* Problem requirements *
Without the pictures, print each of the records below exactly as it appears.
### Data in this exercise
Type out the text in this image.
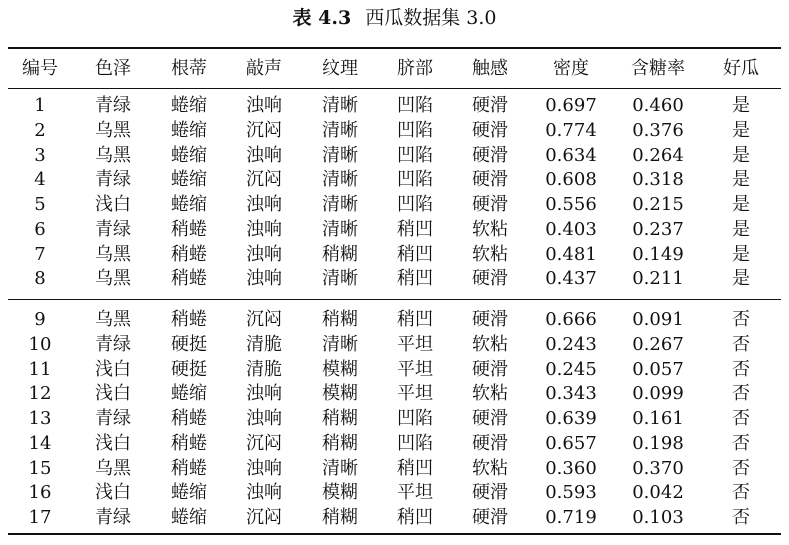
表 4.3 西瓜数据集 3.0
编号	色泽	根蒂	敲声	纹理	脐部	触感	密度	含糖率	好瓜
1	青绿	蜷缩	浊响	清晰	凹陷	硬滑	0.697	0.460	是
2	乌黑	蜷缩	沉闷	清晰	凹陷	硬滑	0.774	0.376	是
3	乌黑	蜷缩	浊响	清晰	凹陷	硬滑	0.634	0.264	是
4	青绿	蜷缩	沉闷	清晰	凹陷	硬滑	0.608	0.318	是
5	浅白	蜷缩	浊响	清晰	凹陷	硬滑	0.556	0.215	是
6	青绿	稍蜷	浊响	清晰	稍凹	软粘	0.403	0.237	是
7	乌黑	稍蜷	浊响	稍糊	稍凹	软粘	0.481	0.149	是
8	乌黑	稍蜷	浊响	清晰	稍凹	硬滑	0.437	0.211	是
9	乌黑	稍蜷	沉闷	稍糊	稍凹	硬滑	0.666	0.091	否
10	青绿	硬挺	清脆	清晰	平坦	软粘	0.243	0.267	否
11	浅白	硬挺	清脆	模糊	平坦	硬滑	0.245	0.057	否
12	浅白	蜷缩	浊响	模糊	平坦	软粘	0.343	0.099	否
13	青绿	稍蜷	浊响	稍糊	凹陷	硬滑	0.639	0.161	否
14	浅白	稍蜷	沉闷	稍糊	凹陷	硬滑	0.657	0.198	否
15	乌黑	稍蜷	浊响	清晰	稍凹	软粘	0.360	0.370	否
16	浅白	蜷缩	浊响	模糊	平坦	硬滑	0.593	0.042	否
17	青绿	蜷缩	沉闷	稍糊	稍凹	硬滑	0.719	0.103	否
######
* Task answer *
Type out the text in this image.
表 4.3 西瓜数据集 3.0
编号	色泽	根蒂	敲声	纹理	脐部	触感	密度	含糖率	好瓜
1	青绿	蜷缩	浊响	清晰	凹陷	硬滑	0.697	0.460	是
2	乌黑	蜷缩	沉闷	清晰	凹陷	硬滑	0.774	0.376	是
3	乌黑	蜷缩	浊响	清晰	凹陷	硬滑	0.634	0.264	是
4	青绿	蜷缩	沉闷	清晰	凹陷	硬滑	0.608	0.318	是
5	浅白	蜷缩	浊响	清晰	凹陷	硬滑	0.556	0.215	是
6	青绿	稍蜷	浊响	清晰	稍凹	软粘	0.403	0.237	是
7	乌黑	稍蜷	浊响	稍糊	稍凹	软粘	0.481	0.149	是
8	乌黑	稍蜷	浊响	清晰	稍凹	硬滑	0.437	0.211	是
9	乌黑	稍蜷	沉闷	稍糊	稍凹	硬滑	0.666	0.091	否
10	青绿	硬挺	清脆	清晰	平坦	软粘	0.243	0.267	否
11	浅白	硬挺	清脆	模糊	平坦	硬滑	0.245	0.057	否
12	浅白	蜷缩	浊响	模糊	平坦	软粘	0.343	0.099	否
13	青绿	稍蜷	浊响	稍糊	凹陷	硬滑	0.639	0.161	否
14	浅白	稍蜷	沉闷	稍糊	凹陷	硬滑	0.657	0.198	否
15	乌黑	稍蜷	浊响	清晰	稍凹	软粘	0.360	0.370	否
16	浅白	蜷缩	浊响	模糊	平坦	硬滑	0.593	0.042	否
17	青绿	蜷缩	沉闷	稍糊	稍凹	硬滑	0.719	0.103	否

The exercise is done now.